(Short exercise): Below is a block of records; repeat all of them exactly.

(Exercise materials):
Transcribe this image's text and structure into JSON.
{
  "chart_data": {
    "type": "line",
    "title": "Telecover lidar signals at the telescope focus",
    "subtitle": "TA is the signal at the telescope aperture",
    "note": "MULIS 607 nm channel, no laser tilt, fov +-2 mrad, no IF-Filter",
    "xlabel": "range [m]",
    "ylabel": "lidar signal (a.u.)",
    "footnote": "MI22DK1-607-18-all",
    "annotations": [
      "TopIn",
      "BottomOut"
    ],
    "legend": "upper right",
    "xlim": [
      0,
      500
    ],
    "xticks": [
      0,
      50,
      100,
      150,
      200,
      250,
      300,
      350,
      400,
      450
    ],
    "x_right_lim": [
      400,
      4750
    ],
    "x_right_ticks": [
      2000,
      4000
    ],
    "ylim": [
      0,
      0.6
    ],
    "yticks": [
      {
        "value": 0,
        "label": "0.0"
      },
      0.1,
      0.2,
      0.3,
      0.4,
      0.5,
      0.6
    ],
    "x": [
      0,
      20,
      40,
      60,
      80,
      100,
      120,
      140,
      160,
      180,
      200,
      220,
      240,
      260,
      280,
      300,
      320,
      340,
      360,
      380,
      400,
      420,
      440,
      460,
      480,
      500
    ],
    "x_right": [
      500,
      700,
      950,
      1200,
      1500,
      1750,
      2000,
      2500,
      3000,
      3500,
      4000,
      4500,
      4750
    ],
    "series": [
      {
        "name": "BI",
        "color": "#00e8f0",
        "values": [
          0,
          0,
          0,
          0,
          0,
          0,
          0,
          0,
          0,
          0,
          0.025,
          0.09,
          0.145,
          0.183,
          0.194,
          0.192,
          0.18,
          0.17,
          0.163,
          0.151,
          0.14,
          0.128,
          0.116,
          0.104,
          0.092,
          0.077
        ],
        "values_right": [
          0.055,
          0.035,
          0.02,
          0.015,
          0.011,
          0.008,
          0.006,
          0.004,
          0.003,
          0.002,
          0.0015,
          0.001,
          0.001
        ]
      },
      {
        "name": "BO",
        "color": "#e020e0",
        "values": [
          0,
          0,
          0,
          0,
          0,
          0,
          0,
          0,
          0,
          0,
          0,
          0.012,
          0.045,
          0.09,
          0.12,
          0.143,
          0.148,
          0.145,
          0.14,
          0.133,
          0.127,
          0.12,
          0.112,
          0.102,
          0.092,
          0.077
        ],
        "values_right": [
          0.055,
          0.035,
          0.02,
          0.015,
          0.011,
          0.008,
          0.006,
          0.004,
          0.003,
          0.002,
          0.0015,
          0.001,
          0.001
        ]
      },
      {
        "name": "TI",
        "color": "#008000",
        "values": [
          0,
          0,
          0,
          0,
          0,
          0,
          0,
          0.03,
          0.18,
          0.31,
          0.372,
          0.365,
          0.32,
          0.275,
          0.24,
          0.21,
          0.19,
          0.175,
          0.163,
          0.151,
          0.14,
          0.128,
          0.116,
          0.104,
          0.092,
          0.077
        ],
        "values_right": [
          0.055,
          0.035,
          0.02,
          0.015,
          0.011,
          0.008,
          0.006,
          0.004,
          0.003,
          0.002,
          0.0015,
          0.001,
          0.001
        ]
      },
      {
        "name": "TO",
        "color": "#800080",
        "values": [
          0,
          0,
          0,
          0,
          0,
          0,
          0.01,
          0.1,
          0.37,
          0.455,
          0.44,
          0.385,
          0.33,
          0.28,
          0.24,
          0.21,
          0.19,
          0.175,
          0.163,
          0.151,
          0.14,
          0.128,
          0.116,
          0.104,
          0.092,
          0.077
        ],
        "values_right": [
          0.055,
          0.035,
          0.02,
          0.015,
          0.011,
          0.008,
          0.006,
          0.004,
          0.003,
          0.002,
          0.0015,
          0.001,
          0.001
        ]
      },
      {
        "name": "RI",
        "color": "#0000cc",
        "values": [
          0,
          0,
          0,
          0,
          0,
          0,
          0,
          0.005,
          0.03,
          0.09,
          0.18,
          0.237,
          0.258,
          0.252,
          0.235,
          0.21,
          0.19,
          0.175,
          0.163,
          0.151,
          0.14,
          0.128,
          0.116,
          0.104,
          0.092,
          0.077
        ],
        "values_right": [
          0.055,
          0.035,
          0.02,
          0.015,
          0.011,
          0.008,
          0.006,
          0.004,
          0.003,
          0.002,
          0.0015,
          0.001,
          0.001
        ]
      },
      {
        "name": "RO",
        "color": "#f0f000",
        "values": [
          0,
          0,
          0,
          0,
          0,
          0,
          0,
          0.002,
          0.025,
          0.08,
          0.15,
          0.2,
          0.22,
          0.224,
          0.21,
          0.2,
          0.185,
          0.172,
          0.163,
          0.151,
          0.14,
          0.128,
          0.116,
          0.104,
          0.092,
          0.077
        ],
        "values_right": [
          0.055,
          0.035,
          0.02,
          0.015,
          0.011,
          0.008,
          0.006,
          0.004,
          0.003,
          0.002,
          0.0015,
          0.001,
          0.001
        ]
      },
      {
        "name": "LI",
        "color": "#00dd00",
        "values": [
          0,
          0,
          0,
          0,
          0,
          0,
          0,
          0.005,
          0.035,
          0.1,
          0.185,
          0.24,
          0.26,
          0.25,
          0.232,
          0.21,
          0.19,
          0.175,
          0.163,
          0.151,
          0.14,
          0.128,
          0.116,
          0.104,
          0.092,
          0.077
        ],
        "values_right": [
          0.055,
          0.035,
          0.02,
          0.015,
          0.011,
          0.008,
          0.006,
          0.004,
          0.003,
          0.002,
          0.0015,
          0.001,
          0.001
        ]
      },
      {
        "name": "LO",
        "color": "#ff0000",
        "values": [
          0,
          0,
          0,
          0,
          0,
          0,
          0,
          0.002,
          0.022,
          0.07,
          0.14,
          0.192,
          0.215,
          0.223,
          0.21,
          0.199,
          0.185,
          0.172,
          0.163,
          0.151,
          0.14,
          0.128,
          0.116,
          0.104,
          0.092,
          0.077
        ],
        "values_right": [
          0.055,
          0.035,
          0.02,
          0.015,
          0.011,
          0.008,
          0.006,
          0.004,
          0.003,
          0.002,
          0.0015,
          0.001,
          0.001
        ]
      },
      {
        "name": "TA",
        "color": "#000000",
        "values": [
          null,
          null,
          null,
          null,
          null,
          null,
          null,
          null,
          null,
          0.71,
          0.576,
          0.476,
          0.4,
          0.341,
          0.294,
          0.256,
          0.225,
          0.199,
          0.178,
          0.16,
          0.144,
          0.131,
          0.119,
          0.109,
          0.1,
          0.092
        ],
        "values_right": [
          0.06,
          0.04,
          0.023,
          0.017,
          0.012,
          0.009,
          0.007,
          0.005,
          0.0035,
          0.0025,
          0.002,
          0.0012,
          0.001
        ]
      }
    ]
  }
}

(Solution to this problem):
Transcribe this image's text and structure into JSON.
{
  "chart_data": {
    "type": "line",
    "title": "Telecover lidar signals at the telescope focus",
    "subtitle": "TA is the signal at the telescope aperture",
    "note": "MULIS 607 nm channel, no laser tilt, fov +-2 mrad, no IF-Filter",
    "xlabel": "range [m]",
    "ylabel": "lidar signal (a.u.)",
    "footnote": "MI22DK1-607-18-all",
    "annotations": [
      "TopIn",
      "BottomOut"
    ],
    "legend": "upper right",
    "xlim": [
      0,
      500
    ],
    "xticks": [
      0,
      50,
      100,
      150,
      200,
      250,
      300,
      350,
      400,
      450
    ],
    "x_right_lim": [
      400,
      4750
    ],
    "x_right_ticks": [
      2000,
      4000
    ],
    "ylim": [
      0,
      0.6
    ],
    "yticks": [
      {
        "value": 0,
        "label": "0.0"
      },
      0.1,
      0.2,
      0.3,
      0.4,
      0.5,
      0.6
    ],
    "x": [
      0,
      20,
      40,
      60,
      80,
      100,
      120,
      140,
      160,
      180,
      200,
      220,
      240,
      260,
      280,
      300,
      320,
      340,
      360,
      380,
      400,
      420,
      440,
      460,
      480,
      500
    ],
    "x_right": [
      500,
      700,
      950,
      1200,
      1500,
      1750,
      2000,
      2500,
      3000,
      3500,
      4000,
      4500,
      4750
    ],
    "series": [
      {
        "name": "BI",
        "color": "#00e8f0",
        "values": [
          0,
          0,
          0,
          0,
          0,
          0,
          0,
          0,
          0,
          0,
          0.025,
          0.09,
          0.145,
          0.183,
          0.194,
          0.192,
          0.18,
          0.17,
          0.163,
          0.151,
          0.14,
          0.128,
          0.116,
          0.104,
          0.092,
          0.077
        ],
        "values_right": [
          0.055,
          0.035,
          0.02,
          0.015,
          0.011,
          0.008,
          0.006,
          0.004,
          0.003,
          0.002,
          0.0015,
          0.001,
          0.001
        ]
      },
      {
        "name": "BO",
        "color": "#e020e0",
        "values": [
          0,
          0,
          0,
          0,
          0,
          0,
          0,
          0,
          0,
          0,
          0,
          0.012,
          0.045,
          0.09,
          0.12,
          0.143,
          0.148,
          0.145,
          0.14,
          0.133,
          0.127,
          0.12,
          0.112,
          0.102,
          0.092,
          0.077
        ],
        "values_right": [
          0.055,
          0.035,
          0.02,
          0.015,
          0.011,
          0.008,
          0.006,
          0.004,
          0.003,
          0.002,
          0.0015,
          0.001,
          0.001
        ]
      },
      {
        "name": "TI",
        "color": "#008000",
        "values": [
          0,
          0,
          0,
          0,
          0,
          0,
          0,
          0.03,
          0.18,
          0.31,
          0.372,
          0.365,
          0.32,
          0.275,
          0.24,
          0.21,
          0.19,
          0.175,
          0.163,
          0.151,
          0.14,
          0.128,
          0.116,
          0.104,
          0.092,
          0.077
        ],
        "values_right": [
          0.055,
          0.035,
          0.02,
          0.015,
          0.011,
          0.008,
          0.006,
          0.004,
          0.003,
          0.002,
          0.0015,
          0.001,
          0.001
        ]
      },
      {
        "name": "TO",
        "color": "#800080",
        "values": [
          0,
          0,
          0,
          0,
          0,
          0,
          0.01,
          0.1,
          0.37,
          0.455,
          0.44,
          0.385,
          0.33,
          0.28,
          0.24,
          0.21,
          0.19,
          0.175,
          0.163,
          0.151,
          0.14,
          0.128,
          0.116,
          0.104,
          0.092,
          0.077
        ],
        "values_right": [
          0.055,
          0.035,
          0.02,
          0.015,
          0.011,
          0.008,
          0.006,
          0.004,
          0.003,
          0.002,
          0.0015,
          0.001,
          0.001
        ]
      },
      {
        "name": "RI",
        "color": "#0000cc",
        "values": [
          0,
          0,
          0,
          0,
          0,
          0,
          0,
          0.005,
          0.03,
          0.09,
          0.18,
          0.237,
          0.258,
          0.252,
          0.235,
          0.21,
          0.19,
          0.175,
          0.163,
          0.151,
          0.14,
          0.128,
          0.116,
          0.104,
          0.092,
          0.077
        ],
        "values_right": [
          0.055,
          0.035,
          0.02,
          0.015,
          0.011,
          0.008,
          0.006,
          0.004,
          0.003,
          0.002,
          0.0015,
          0.001,
          0.001
        ]
      },
      {
        "name": "RO",
        "color": "#f0f000",
        "values": [
          0,
          0,
          0,
          0,
          0,
          0,
          0,
          0.002,
          0.025,
          0.08,
          0.15,
          0.2,
          0.22,
          0.224,
          0.21,
          0.2,
          0.185,
          0.172,
          0.163,
          0.151,
          0.14,
          0.128,
          0.116,
          0.104,
          0.092,
          0.077
        ],
        "values_right": [
          0.055,
          0.035,
          0.02,
          0.015,
          0.011,
          0.008,
          0.006,
          0.004,
          0.003,
          0.002,
          0.0015,
          0.001,
          0.001
        ]
      },
      {
        "name": "LI",
        "color": "#00dd00",
        "values": [
          0,
          0,
          0,
          0,
          0,
          0,
          0,
          0.005,
          0.035,
          0.1,
          0.185,
          0.24,
          0.26,
          0.25,
          0.232,
          0.21,
          0.19,
          0.175,
          0.163,
          0.151,
          0.14,
          0.128,
          0.116,
          0.104,
          0.092,
          0.077
        ],
        "values_right": [
          0.055,
          0.035,
          0.02,
          0.015,
          0.011,
          0.008,
          0.006,
          0.004,
          0.003,
          0.002,
          0.0015,
          0.001,
          0.001
        ]
      },
      {
        "name": "LO",
        "color": "#ff0000",
        "values": [
          0,
          0,
          0,
          0,
          0,
          0,
          0,
          0.002,
          0.022,
          0.07,
          0.14,
          0.192,
          0.215,
          0.223,
          0.21,
          0.199,
          0.185,
          0.172,
          0.163,
          0.151,
          0.14,
          0.128,
          0.116,
          0.104,
          0.092,
          0.077
        ],
        "values_right": [
          0.055,
          0.035,
          0.02,
          0.015,
          0.011,
          0.008,
          0.006,
          0.004,
          0.003,
          0.002,
          0.0015,
          0.001,
          0.001
        ]
      },
      {
        "name": "TA",
        "color": "#000000",
        "values": [
          null,
          null,
          null,
          null,
          null,
          null,
          null,
          null,
          null,
          0.71,
          0.576,
          0.476,
          0.4,
          0.341,
          0.294,
          0.256,
          0.225,
          0.199,
          0.178,
          0.16,
          0.144,
          0.131,
          0.119,
          0.109,
          0.1,
          0.092
        ],
        "values_right": [
          0.06,
          0.04,
          0.023,
          0.017,
          0.012,
          0.009,
          0.007,
          0.005,
          0.0035,
          0.0025,
          0.002,
          0.0012,
          0.001
        ]
      }
    ]
  }
}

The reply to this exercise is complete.